How many of the lines contain the string "FORÊT"? Give the number, with no other words.

— start Data entries —

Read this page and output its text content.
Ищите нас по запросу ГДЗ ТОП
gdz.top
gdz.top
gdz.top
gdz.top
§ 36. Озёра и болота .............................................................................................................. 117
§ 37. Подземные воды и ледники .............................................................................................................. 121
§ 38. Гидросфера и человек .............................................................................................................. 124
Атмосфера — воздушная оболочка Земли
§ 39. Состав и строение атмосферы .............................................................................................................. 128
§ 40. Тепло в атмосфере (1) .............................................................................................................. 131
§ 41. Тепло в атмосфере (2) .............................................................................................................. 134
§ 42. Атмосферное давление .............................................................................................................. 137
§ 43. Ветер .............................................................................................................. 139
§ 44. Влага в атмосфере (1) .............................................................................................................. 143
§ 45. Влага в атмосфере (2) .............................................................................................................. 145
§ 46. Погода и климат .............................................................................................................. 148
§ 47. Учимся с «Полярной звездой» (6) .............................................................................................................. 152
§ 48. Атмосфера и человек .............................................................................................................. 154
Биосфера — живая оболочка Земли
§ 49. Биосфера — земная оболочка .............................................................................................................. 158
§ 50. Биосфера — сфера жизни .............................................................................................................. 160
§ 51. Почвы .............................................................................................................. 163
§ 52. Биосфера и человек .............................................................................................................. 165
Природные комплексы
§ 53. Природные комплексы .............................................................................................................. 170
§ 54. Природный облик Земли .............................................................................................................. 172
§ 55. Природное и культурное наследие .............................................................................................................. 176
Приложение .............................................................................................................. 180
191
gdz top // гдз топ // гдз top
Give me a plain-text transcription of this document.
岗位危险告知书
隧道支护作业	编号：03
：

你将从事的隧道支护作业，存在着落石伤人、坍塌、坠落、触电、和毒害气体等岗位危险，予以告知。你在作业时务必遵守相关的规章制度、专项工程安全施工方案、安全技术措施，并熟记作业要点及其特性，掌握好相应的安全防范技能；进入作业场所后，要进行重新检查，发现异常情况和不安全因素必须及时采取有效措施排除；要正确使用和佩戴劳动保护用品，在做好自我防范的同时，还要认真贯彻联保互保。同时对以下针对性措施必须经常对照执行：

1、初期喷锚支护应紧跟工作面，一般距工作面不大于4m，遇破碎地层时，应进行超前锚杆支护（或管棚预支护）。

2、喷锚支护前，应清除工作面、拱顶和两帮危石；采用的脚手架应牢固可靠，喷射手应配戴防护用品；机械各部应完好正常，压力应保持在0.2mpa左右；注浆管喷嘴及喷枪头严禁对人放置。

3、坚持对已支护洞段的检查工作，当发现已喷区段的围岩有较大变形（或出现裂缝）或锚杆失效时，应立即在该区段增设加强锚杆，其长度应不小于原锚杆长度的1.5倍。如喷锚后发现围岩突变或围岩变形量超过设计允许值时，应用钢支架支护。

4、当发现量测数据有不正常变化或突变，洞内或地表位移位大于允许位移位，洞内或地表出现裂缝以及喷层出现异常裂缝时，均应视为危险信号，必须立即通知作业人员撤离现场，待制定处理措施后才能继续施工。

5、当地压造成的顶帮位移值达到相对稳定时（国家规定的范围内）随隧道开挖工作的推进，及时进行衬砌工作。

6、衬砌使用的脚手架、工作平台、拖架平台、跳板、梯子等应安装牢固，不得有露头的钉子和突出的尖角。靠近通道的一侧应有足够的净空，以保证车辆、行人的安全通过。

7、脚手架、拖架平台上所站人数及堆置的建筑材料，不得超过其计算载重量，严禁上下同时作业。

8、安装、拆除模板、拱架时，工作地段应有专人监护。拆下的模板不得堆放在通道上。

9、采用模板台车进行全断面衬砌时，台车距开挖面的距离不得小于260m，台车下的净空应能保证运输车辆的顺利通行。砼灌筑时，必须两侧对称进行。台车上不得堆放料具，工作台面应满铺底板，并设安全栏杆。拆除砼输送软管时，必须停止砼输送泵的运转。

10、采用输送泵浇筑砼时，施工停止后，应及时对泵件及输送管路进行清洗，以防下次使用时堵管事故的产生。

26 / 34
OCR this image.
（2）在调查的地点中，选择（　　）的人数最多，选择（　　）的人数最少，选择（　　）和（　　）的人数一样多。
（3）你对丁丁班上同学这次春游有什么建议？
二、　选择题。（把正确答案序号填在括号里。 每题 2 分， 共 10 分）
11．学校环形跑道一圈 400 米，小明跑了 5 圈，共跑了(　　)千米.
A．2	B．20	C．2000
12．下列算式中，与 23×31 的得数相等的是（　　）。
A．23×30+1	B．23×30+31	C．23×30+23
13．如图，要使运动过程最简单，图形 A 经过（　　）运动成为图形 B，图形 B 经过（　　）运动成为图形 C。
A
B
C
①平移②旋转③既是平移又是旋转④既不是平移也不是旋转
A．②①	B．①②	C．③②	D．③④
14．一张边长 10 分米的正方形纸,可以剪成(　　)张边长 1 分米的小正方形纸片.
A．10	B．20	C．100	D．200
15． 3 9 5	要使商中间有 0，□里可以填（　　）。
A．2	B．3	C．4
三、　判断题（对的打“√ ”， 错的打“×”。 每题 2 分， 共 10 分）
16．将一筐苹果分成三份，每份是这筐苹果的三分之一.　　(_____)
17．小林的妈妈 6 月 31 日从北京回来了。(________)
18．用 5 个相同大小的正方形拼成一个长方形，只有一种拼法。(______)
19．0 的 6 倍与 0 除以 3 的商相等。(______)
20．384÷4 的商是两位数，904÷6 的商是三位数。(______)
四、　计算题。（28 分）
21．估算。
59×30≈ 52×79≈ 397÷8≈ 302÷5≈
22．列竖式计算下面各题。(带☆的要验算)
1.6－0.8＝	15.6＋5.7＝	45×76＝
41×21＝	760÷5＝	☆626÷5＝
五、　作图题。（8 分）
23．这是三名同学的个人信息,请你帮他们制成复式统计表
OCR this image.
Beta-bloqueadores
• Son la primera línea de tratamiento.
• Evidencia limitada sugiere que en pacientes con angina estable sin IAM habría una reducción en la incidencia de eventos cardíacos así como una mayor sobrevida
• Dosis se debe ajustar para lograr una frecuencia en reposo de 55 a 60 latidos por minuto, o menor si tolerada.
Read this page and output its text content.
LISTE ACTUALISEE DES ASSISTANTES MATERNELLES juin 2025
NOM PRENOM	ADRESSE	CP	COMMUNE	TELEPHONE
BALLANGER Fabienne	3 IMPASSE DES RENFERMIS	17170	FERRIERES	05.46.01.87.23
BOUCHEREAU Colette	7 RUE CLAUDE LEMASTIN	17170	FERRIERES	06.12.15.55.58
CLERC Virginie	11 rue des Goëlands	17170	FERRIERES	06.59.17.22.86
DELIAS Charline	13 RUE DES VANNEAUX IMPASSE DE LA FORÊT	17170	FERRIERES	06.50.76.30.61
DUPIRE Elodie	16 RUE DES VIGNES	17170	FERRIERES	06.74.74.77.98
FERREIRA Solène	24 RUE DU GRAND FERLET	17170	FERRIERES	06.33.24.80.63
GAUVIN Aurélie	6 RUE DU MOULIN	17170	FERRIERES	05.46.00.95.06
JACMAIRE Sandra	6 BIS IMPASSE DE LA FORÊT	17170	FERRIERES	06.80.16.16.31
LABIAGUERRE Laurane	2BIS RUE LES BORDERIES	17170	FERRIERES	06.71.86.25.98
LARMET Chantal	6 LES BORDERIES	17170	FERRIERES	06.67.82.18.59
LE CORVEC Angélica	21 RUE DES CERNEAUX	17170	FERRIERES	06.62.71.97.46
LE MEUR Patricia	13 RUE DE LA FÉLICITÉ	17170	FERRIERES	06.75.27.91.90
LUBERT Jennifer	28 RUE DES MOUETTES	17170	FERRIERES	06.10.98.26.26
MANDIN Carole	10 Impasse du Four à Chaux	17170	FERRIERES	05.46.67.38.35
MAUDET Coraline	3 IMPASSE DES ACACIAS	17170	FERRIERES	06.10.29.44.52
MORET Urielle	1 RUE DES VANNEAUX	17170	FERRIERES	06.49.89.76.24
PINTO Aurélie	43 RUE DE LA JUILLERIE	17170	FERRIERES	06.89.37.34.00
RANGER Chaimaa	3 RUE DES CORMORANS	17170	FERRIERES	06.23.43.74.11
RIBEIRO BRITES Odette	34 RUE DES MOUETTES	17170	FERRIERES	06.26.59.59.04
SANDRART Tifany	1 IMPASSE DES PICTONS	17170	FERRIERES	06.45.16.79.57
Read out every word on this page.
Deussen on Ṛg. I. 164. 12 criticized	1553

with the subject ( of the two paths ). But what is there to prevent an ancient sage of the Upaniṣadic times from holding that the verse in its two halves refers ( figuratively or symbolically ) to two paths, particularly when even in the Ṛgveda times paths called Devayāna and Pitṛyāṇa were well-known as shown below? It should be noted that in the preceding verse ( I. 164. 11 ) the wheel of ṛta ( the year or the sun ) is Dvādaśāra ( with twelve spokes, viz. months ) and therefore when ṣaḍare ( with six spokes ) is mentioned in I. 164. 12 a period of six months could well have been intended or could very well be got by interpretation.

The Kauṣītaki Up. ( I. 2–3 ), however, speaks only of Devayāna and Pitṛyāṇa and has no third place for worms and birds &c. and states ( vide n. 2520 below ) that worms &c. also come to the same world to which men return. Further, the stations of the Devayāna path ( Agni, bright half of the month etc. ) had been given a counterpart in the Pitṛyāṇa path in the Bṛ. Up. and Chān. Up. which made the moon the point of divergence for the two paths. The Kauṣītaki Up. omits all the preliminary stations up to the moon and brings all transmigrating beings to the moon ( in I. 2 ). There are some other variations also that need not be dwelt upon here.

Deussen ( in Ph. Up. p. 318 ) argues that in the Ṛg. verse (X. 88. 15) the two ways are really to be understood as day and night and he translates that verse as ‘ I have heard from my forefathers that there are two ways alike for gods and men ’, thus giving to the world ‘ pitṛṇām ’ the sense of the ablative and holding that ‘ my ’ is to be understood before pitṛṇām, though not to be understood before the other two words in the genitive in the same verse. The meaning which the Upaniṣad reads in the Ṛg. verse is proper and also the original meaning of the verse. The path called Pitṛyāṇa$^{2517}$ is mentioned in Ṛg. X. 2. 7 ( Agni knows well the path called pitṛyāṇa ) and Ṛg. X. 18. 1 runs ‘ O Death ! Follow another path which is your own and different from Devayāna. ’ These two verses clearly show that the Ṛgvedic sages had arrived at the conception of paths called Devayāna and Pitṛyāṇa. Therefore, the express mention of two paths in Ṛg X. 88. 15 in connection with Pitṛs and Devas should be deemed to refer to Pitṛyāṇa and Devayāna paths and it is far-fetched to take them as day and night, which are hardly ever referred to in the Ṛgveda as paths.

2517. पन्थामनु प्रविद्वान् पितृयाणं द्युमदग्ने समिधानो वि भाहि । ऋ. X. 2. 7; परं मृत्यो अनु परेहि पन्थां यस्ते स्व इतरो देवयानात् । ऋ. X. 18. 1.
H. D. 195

— end Data entries —

■ Exercise result ■
2